◆ **Request**
Collect every line of the records below that contains the word "information".

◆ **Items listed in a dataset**
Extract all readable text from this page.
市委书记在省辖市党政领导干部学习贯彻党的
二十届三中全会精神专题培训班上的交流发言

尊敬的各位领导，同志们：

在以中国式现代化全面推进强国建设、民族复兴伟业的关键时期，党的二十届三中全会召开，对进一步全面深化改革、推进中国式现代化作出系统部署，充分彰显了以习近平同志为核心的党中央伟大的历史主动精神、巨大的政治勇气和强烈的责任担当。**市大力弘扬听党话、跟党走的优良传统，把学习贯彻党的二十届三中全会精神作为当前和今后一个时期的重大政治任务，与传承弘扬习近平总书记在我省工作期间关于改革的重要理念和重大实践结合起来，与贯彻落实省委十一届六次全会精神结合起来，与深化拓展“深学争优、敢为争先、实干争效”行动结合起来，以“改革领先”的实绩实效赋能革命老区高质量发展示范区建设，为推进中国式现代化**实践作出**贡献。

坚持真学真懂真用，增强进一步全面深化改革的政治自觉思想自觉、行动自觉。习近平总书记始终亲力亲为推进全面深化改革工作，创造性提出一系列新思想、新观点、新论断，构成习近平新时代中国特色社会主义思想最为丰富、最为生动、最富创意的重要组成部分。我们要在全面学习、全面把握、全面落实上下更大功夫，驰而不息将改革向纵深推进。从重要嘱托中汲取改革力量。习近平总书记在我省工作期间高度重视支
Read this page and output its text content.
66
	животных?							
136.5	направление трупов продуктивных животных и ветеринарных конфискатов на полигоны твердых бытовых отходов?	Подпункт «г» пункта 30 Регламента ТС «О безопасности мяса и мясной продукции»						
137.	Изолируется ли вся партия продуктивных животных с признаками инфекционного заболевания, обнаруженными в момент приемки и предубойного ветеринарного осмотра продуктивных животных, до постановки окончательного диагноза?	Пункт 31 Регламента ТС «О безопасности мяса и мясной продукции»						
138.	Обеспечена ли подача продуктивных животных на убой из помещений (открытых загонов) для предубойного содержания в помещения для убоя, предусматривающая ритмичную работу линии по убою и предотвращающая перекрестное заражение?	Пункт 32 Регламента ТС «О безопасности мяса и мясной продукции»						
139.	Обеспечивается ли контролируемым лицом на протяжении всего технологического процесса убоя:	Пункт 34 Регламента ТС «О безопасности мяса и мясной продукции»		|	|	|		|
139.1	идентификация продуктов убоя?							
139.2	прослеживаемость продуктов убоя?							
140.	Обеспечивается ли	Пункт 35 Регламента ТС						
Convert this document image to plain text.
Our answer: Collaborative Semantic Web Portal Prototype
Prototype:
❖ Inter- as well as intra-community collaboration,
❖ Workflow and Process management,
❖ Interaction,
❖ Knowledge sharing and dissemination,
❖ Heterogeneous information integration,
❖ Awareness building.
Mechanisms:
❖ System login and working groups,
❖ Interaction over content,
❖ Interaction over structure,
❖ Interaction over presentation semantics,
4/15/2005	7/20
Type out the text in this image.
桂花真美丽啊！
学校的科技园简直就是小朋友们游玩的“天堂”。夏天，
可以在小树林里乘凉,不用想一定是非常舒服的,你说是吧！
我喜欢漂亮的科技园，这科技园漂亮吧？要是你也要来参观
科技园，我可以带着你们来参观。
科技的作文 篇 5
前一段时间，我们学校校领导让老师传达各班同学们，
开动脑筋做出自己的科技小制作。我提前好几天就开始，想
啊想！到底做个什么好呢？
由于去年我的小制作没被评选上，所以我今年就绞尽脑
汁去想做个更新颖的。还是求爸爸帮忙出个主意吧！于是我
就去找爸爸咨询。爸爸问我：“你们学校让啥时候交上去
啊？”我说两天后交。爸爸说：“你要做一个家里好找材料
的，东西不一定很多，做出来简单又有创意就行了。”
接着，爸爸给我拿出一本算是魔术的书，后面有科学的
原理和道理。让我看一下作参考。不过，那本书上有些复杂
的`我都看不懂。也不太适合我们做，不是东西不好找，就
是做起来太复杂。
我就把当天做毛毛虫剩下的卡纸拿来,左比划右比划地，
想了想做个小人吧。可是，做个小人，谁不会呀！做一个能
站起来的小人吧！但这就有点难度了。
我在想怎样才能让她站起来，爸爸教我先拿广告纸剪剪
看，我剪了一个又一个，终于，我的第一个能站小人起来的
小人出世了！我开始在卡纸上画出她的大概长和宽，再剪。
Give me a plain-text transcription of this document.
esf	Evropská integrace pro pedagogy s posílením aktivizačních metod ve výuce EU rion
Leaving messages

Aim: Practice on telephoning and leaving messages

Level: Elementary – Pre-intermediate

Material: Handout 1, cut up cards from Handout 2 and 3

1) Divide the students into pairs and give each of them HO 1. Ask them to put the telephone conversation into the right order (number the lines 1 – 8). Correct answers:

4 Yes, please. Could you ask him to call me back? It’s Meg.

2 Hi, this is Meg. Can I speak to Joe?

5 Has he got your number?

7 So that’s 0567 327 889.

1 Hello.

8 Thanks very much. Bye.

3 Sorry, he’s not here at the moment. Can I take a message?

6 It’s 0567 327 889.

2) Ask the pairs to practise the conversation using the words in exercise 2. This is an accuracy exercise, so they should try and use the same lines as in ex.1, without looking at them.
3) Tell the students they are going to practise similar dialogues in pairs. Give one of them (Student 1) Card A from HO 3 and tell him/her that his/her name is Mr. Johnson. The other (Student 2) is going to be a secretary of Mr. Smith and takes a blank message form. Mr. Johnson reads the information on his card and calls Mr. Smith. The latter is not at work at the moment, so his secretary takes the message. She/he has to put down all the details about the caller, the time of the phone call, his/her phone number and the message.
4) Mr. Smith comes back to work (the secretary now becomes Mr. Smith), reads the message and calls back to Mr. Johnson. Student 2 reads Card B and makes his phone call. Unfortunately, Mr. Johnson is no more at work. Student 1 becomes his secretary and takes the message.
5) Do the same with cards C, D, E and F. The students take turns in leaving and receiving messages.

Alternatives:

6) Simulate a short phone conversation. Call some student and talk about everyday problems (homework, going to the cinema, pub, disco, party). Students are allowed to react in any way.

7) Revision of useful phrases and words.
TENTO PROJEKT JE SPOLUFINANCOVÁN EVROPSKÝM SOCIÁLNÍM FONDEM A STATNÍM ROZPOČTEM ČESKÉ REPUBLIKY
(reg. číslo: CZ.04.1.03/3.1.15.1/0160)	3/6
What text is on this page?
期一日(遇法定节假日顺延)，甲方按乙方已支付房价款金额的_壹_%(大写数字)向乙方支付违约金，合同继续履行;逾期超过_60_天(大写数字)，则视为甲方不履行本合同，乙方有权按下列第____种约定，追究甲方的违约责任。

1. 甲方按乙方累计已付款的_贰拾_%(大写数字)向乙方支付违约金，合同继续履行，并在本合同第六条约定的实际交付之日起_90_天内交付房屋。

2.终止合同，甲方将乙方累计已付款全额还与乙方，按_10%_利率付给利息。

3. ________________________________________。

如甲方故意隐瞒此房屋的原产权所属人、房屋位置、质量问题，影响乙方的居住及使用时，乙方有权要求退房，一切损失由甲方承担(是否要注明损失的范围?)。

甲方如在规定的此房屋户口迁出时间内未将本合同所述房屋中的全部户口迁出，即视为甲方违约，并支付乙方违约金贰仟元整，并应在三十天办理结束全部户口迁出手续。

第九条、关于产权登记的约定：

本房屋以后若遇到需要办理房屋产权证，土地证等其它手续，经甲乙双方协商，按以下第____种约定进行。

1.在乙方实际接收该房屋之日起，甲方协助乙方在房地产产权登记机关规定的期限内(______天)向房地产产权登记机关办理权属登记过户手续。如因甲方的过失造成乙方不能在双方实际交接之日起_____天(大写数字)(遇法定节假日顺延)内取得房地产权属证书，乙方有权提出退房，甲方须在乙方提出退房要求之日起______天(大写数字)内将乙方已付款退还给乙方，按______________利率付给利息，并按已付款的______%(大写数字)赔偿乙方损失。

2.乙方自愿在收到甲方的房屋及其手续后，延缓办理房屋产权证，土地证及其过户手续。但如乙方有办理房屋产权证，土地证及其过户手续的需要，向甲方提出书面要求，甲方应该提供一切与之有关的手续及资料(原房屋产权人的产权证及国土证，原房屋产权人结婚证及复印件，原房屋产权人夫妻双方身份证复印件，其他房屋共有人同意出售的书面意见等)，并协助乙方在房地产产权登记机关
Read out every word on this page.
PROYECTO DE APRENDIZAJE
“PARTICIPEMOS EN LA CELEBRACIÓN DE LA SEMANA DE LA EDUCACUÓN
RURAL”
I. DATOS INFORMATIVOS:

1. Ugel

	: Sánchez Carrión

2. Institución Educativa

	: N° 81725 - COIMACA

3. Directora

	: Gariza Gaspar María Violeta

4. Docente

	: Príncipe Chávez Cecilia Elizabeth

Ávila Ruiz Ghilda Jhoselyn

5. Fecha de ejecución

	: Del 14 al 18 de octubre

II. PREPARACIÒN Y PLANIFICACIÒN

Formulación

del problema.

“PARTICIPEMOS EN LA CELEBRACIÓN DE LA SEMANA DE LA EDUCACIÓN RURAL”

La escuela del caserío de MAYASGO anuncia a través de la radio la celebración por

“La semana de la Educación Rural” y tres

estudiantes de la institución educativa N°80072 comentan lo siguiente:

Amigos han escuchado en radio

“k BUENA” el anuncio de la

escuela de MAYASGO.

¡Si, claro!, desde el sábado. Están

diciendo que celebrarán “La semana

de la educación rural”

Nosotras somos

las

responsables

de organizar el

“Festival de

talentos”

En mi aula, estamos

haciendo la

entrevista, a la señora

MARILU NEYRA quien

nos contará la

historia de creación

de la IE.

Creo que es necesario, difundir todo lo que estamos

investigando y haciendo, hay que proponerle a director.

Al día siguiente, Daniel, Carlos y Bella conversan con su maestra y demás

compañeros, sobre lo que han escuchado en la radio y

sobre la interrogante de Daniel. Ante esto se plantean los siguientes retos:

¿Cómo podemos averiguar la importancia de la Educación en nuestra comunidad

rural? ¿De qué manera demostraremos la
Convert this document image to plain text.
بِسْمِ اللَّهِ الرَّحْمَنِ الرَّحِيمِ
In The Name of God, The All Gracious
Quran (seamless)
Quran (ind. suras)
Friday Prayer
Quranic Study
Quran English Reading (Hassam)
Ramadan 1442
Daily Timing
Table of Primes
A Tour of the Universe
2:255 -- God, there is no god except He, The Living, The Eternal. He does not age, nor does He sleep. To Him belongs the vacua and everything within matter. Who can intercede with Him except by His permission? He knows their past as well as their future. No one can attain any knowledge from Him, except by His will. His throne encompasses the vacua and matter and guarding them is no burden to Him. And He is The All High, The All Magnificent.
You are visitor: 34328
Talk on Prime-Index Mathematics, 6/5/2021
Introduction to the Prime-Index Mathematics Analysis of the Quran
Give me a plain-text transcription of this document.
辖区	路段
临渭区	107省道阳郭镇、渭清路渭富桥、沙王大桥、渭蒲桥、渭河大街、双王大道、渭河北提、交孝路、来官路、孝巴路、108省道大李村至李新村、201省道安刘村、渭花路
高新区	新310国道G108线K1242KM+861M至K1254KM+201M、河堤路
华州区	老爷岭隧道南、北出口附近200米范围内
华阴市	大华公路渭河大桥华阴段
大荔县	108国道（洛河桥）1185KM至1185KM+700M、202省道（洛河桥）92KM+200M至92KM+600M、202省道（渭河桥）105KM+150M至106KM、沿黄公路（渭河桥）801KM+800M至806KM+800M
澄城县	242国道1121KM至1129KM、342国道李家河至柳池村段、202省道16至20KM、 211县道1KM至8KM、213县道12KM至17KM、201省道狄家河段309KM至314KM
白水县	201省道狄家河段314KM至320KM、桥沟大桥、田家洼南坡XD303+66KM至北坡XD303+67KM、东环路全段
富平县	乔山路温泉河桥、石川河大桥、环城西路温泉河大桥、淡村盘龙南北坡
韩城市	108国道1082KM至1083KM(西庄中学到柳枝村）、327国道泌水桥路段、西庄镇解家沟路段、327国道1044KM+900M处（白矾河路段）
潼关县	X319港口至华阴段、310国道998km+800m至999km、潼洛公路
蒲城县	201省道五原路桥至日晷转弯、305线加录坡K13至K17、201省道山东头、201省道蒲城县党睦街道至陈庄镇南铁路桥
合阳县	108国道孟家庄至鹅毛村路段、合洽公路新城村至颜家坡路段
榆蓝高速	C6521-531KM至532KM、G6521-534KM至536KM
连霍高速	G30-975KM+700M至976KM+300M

◆ **Result of this exercise**
❖ Heterogeneous information integration,
3) Tell the students they are going to practise similar dialogues in pairs. Give one of them (Student 1) Card A from HO 3 and tell him/her that his/her name is Mr. Johnson. The other (Student 2) is going to be a secretary of Mr. Smith and takes a blank message form. Mr. Johnson reads the information on his card and calls Mr. Smith. The latter is not at work at the moment, so his secretary takes the message. She/he has to put down all the details about the caller, the time of the phone call, his/her phone number and the message.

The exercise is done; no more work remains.